**Data in this exercise**
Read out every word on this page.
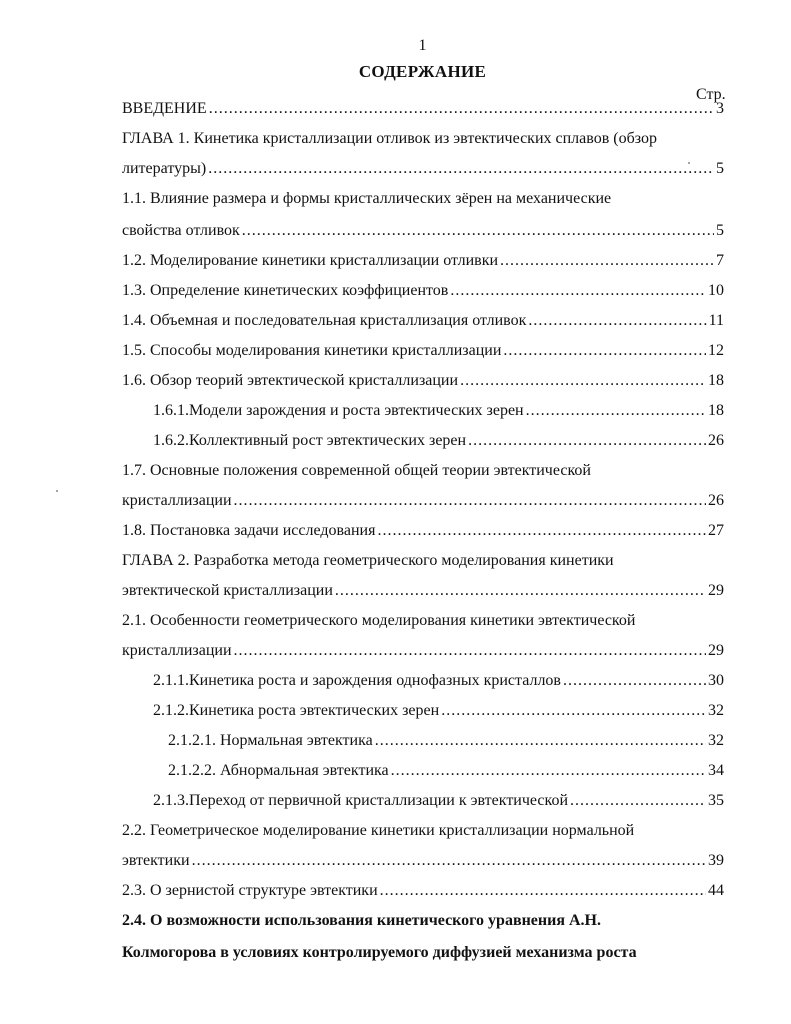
1
СОДЕРЖАНИЕ
Стр.
ВВЕДЕНИЕ .....	3
ГЛАВА 1. Кинетика кристаллизации отливок из эвтектических сплавов (обзор
литературы) .....	5
1.1. Влияние размера и формы кристаллических зёрен на механические
свойства отливок .....	5
1.2. Моделирование кинетики кристаллизации отливки .....	7
1.3. Определение кинетических коэффициентов .....	10
1.4. Объемная и последовательная кристаллизация отливок .....	11
1.5. Способы моделирования кинетики кристаллизации .....	12
1.6. Обзор теорий эвтектической кристаллизации .....	18
1.6.1.Модели зарождения и роста эвтектических зерен .....	18
1.6.2.Коллективный рост эвтектических зерен .....	26
1.7. Основные положения современной общей теории эвтектической
кристаллизации .....	26
1.8. Постановка задачи исследования .....	27
ГЛАВА 2. Разработка метода геометрического моделирования кинетики
эвтектической кристаллизации .....	29
2.1. Особенности геометрического моделирования кинетики эвтектической
кристаллизации .....	29
2.1.1.Кинетика роста и зарождения однофазных кристаллов .....	30
2.1.2.Кинетика роста эвтектических зерен .....	32
2.1.2.1. Нормальная эвтектика .....	32
2.1.2.2. Абнормальная эвтектика .....	34
2.1.3.Переход от первичной кристаллизации к эвтектической .....	35
2.2. Геометрическое моделирование кинетики кристаллизации нормальной
эвтектики .....	39
2.3. О зернистой структуре эвтектики .....	44
2.4. О возможности использования кинетического уравнения А.Н.
Колмогорова в условиях контролируемого диффузией механизма роста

**What needs to be done**
Go through the data above and transcribe it in full, omitting any image.

**Finished task**
Read out every word on this page.
1
СОДЕРЖАНИЕ
Стр.
ВВЕДЕНИЕ .....	3
ГЛАВА 1. Кинетика кристаллизации отливок из эвтектических сплавов (обзор
литературы) .....	5
1.1. Влияние размера и формы кристаллических зёрен на механические
свойства отливок .....	5
1.2. Моделирование кинетики кристаллизации отливки .....	7
1.3. Определение кинетических коэффициентов .....	10
1.4. Объемная и последовательная кристаллизация отливок .....	11
1.5. Способы моделирования кинетики кристаллизации .....	12
1.6. Обзор теорий эвтектической кристаллизации .....	18
1.6.1.Модели зарождения и роста эвтектических зерен .....	18
1.6.2.Коллективный рост эвтектических зерен .....	26
1.7. Основные положения современной общей теории эвтектической
кристаллизации .....	26
1.8. Постановка задачи исследования .....	27
ГЛАВА 2. Разработка метода геометрического моделирования кинетики
эвтектической кристаллизации .....	29
2.1. Особенности геометрического моделирования кинетики эвтектической
кристаллизации .....	29
2.1.1.Кинетика роста и зарождения однофазных кристаллов .....	30
2.1.2.Кинетика роста эвтектических зерен .....	32
2.1.2.1. Нормальная эвтектика .....	32
2.1.2.2. Абнормальная эвтектика .....	34
2.1.3.Переход от первичной кристаллизации к эвтектической .....	35
2.2. Геометрическое моделирование кинетики кристаллизации нормальной
эвтектики .....	39
2.3. О зернистой структуре эвтектики .....	44
2.4. О возможности использования кинетического уравнения А.Н.
Колмогорова в условиях контролируемого диффузией механизма роста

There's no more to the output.